--- start of Passage ---

Mueller says, “We are intolerant of uncertainty in general. The more creative something is, the more novel it is. And the more novel it is, the greater the uncertainty we are likely to have about its feasibility.”
These negative associations tend to be unacknowledged, and there is evidence that they are unconscious, as in the case of executives who demand creativity but continue to reject creative ideas.
Herein, however, lies the dilemma: Creativity is what we need to help us get through times of greatest uncertainty and difficulty. And it’s exactly during those times, perhaps when we need it most, that we are least likely to embrace creativity.
Imagination scares us because it demands a foray into the unknown. “But only by going into a space of uncertainty can we do anything new,” Lotto says. “That is a tremendous challenge, isn’t it?”
Another reason for the bias against creativity may be the perception that something can either be creative or practical, but that much more rarely can it be both. Many (and perhaps even most) people hold the belief that for every success story such as Steve Jobs, the “patron saint of the creative class,” there are thousands (or more) chronically unemployed and underemployed “artists.”
This belief gives rise to a duality, where practical and creative endeavors lead largely separate existences — one slogged at during the workweek and the other indulged on nights and weekends, or dismissed as a luxury.
The creativity versus practicality dissonance also manifested in aspects of Mueller’s research. She refers to the two separate mind-sets of the “why” people and the “how” people.
People focused on “why” tend to frame the world in more abstract ways. In general, they don’t tend to have feasibility concerns. Those who are in a “how” mind-set, however, are so focused on feasibility that they are likely to overlook or dismiss creative ideas.
“Most boardrooms are all ‘how,’ and the ‘why’ is crushed,” Mueller says. “This is why Steve Jobs was so remarkable. He had a solid grasp of the ‘why’ and was also able to overcome objections to the ‘how.’ He was able to overcome the reality distortion field.”

--- end of Passage ---
--- start of Extracted records ---

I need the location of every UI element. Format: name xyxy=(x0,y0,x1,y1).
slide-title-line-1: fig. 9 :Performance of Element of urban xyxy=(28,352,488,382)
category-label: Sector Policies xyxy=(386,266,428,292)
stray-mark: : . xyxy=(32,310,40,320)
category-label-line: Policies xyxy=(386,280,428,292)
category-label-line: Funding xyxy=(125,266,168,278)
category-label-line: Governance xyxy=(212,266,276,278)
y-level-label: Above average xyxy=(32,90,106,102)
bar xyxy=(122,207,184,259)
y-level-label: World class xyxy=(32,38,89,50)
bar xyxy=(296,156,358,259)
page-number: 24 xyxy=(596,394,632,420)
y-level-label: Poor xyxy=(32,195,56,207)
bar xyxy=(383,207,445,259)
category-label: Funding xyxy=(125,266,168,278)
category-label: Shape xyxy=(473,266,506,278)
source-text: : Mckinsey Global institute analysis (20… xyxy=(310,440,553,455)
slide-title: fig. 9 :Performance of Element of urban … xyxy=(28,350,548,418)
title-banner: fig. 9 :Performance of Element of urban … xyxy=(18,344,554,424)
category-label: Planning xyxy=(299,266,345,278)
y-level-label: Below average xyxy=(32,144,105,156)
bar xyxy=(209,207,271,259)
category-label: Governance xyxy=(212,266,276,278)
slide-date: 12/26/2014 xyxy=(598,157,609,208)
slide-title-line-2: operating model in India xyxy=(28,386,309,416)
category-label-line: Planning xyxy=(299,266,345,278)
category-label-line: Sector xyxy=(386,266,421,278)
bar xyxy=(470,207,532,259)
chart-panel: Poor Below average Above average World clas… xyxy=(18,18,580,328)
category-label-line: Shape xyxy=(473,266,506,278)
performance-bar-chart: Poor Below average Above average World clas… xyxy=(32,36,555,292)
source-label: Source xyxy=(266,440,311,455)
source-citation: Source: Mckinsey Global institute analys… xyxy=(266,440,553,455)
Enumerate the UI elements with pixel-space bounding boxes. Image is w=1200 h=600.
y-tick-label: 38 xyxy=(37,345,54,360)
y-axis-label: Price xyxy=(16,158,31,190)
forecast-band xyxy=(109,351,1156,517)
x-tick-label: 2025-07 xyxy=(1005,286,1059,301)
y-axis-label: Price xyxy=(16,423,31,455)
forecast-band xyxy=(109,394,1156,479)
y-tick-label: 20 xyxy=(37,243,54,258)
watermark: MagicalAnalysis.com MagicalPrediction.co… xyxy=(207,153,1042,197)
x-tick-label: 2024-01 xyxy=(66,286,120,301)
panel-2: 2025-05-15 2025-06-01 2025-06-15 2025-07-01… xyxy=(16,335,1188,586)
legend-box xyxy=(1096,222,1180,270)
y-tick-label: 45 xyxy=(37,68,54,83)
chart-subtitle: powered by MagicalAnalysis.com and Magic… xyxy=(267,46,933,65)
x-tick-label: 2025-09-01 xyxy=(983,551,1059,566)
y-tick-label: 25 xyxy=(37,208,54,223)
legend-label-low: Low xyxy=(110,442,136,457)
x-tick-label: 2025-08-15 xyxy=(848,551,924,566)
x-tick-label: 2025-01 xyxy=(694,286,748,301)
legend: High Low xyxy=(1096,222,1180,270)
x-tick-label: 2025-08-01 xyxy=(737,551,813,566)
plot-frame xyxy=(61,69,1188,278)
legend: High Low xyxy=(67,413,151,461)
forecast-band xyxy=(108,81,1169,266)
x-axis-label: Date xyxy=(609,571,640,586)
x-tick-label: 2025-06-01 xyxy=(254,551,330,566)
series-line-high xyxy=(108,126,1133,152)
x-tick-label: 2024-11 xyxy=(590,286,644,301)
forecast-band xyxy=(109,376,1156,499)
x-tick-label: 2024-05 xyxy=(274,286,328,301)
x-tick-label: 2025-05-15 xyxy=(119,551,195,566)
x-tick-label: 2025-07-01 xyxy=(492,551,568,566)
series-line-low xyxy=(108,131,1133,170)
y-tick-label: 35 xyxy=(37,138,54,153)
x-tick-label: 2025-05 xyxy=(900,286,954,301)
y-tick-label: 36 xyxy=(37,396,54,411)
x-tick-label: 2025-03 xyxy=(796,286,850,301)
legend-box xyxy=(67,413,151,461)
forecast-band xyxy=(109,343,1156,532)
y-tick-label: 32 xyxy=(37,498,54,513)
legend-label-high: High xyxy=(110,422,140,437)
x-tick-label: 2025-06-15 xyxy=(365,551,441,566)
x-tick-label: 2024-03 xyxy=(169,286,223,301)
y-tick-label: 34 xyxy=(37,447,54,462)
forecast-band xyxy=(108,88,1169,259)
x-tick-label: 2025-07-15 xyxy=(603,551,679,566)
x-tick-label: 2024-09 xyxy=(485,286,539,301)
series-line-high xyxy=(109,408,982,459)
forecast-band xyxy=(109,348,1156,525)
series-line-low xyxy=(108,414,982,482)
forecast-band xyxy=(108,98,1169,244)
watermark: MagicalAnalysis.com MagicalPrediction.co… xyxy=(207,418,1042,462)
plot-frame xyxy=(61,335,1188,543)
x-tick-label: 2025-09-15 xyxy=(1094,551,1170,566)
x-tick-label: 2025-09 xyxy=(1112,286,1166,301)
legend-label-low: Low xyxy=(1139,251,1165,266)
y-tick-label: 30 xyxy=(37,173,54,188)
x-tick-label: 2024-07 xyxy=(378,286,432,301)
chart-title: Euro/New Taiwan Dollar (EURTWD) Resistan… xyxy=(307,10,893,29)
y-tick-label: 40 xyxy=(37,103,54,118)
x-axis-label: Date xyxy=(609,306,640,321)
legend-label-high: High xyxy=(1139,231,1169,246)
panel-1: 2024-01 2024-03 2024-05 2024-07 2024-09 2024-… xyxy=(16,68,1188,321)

--- end of Extracted records ---

→ **Exercise tasks**
**1.** Please write out the rows unchanged, everything from the first row down to the row containing "slide-title: fig. 9", both included.
**2.** Extend the passage on the bias against creativity, picking up after its final sentence.

→ **Results for each task**
**1.**
I need the location of every UI element. Format: name xyxy=(x0,y0,x1,y1).
slide-title-line-1: fig. 9 :Performance of Element of urban xyxy=(28,352,488,382)
category-label: Sector Policies xyxy=(386,266,428,292)
stray-mark: : . xyxy=(32,310,40,320)
category-label-line: Policies xyxy=(386,280,428,292)
category-label-line: Funding xyxy=(125,266,168,278)
category-label-line: Governance xyxy=(212,266,276,278)
y-level-label: Above average xyxy=(32,90,106,102)
bar xyxy=(122,207,184,259)
y-level-label: World class xyxy=(32,38,89,50)
bar xyxy=(296,156,358,259)
page-number: 24 xyxy=(596,394,632,420)
y-level-label: Poor xyxy=(32,195,56,207)
bar xyxy=(383,207,445,259)
category-label: Funding xyxy=(125,266,168,278)
category-label: Shape xyxy=(473,266,506,278)
source-text: : Mckinsey Global institute analysis (20… xyxy=(310,440,553,455)
slide-title: fig. 9 :Performance of Element of urban … xyxy=(28,350,548,418)

**2.**
The folly of seeking certainty
There are a number of problems with our obsession with creating certainty, and the most important is that certainty does not exist.
“Certainty is an illusion! A delusion!” Lotto says.
Or, as Clint Eastwood once said: “If you want a guarantee, buy a toaster.”
The second problem is that the more we seek to create tools to make life predictable — from packaged foods to Starbucks, GPS devices to smartphones, Yelp to Trip Advisor — the more we diminish aspects of our brains capable of dealing with the unexpected.
“Technology is an amazing empowerment and a huge disablement,” says Laura Richardson, principal designer at frog design. “We are losing our capacity for resilience.”
Richardson is a big believer in the “MacGyver” manifesto. (MacGyver, of course, was the ever-resourceful television character who was able to solve complex problems with duct tape, paper clips and any other material he found handy.)
“I remember being locked out of the house once when I was growing up,” Richardson says. “I found an old ruler, somehow prodded up the window latch and got in. It was an amazing sense of accomplishment.”
She says some of our best stories are about those times when we were forced into something and had to use ingenuity to find our way out.
Richardson says she believes that the future favors the flexible. She quotes MAKE magazine founding editor Dale Dougherty, honored by the White House as a Champion of Change, who wrote: “Our future security lies in knowing what we are capable of creating and how we can adapt to change by being resourceful.”
Becoming comfortable with uncertainty
Is it possible to overcome our inclination toward the predictable?
Mueller notes an important exception to our avoidance of the unknown. Research shows that the framing of uncertainty changes the way people react.
“We don’t mind uncertainty when it’s associated with something positive, like hope,” she says. “Frame something positively, and people will behave differently.”
David Kelley, founder of the design firm IDEO, observes, “Creativity is being comfortable with having ideas and not fearing being judged when you put your ideas out there.”
Kelley, recognized as one of America’s leading design innovators, is passionate about democratizing creativity by helping people develop creative confidence.
He’s not, however, teaching people how to be creative. “They are inherently creative,” Kelley says. “All we are doing is taking away the blocks.”
Those blocks form early, according to Kelley. Though young children are naturally and unabashedly creative, they either opt out of thinking of themselves as creative or have it hammered out of them in elementary school. “A kind of atrophy sets in, when they start to trust their analytical minds but not their intuitive minds.”
Removing those blocks has a great deal to do with fear. He suggests approaching the fear of creativity the same way you would approach any other kind of phobia, such as the fear of heights or snakes.
Kelley finds that creative confidence carries over into other aspects of people’s lives — in the way they solve problems, sing karaoke, throw dinner parties. “Once you have done something dangerous and succeeded, you try it in other places. And you begin to learn how to synthesize your experience and intuition to make complex and important decisions.”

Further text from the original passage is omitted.